**Prompt:** Using the records that follow, copy every line containing the word "wool".

**Exercise materials:**
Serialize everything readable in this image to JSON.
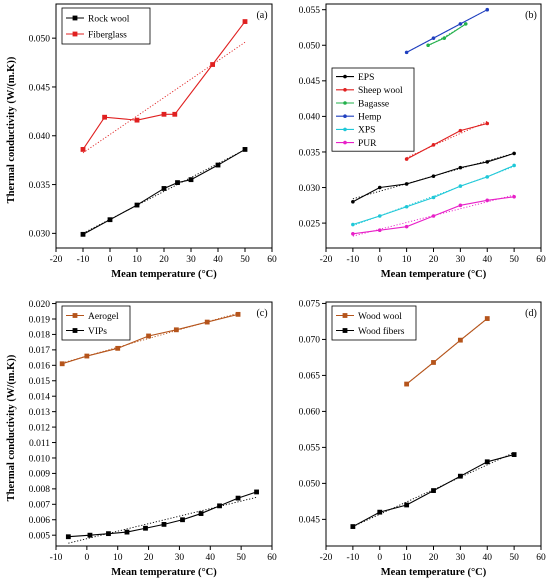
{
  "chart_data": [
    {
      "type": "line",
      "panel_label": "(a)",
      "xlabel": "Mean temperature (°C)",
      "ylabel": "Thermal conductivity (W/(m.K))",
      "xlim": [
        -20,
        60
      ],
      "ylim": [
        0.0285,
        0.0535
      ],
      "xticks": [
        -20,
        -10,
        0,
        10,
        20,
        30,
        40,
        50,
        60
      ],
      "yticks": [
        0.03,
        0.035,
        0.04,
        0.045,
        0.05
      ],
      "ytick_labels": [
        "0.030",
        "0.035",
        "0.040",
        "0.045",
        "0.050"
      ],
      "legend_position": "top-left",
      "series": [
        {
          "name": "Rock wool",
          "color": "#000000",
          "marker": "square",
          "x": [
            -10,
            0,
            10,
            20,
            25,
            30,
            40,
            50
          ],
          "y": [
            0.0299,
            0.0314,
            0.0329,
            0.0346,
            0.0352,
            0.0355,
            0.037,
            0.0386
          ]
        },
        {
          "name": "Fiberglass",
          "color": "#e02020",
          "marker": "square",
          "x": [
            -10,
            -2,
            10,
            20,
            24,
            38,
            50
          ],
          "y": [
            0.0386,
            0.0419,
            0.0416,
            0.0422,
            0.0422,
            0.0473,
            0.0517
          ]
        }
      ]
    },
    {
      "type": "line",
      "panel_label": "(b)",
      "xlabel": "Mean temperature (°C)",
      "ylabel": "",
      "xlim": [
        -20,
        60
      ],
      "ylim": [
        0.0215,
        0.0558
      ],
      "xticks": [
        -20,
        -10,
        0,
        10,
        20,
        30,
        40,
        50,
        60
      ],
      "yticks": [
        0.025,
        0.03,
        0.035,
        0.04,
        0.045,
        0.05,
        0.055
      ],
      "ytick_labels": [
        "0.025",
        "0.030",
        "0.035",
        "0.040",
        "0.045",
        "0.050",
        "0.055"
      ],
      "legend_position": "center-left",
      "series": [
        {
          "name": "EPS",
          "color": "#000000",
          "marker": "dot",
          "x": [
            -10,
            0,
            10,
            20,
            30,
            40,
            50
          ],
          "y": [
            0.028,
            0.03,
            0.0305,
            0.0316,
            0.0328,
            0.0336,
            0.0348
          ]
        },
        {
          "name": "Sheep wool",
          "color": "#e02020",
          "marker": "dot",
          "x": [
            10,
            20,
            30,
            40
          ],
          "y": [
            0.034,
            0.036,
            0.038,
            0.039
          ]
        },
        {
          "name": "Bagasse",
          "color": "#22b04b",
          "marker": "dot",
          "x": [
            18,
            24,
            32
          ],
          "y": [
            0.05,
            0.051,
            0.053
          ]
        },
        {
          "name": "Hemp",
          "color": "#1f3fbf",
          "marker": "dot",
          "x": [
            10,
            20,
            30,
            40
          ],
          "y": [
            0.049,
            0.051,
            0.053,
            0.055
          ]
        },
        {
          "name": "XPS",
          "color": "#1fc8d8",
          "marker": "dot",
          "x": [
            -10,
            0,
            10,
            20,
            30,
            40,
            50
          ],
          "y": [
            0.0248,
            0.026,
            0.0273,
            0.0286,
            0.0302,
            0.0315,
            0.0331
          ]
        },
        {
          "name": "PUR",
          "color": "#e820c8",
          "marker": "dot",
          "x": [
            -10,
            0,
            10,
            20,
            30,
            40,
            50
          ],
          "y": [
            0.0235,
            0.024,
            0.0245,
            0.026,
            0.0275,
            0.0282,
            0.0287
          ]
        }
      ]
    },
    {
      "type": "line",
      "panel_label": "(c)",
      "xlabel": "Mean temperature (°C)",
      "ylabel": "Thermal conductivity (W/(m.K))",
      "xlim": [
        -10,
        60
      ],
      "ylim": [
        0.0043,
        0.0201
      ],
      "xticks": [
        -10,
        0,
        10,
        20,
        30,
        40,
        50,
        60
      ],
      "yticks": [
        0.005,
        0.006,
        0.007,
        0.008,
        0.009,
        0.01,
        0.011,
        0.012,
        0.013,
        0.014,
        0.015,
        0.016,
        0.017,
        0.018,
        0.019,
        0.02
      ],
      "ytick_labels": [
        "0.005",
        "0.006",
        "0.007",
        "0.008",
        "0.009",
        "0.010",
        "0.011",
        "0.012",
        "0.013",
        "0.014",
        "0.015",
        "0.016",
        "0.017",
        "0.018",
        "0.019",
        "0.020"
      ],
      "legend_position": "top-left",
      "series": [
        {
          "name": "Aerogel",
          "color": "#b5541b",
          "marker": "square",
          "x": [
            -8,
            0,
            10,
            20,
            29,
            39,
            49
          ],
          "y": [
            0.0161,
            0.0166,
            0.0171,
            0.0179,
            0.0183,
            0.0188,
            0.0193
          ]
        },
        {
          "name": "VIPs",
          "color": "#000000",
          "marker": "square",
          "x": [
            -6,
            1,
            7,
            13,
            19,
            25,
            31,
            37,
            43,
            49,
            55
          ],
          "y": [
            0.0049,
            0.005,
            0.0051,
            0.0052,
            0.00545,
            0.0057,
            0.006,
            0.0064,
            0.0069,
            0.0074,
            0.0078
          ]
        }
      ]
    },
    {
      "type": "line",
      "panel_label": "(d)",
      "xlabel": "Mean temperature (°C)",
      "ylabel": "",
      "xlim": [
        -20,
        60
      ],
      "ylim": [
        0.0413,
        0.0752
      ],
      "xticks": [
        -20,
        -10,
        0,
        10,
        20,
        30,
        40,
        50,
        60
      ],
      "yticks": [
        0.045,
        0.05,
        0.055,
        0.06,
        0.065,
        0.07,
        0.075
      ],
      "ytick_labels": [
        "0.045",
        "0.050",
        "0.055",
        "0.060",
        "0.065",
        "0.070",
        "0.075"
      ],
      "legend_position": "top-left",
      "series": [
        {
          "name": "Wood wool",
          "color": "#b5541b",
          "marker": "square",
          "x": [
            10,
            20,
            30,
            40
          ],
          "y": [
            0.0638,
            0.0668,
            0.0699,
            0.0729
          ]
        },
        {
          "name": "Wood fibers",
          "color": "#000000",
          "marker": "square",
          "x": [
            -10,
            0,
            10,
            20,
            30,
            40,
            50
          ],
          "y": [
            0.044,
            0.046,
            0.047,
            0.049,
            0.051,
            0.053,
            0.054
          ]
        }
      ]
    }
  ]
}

**Finished answer:**
          "name": "Rock wool",
          "name": "Sheep wool",
          "name": "Wood wool",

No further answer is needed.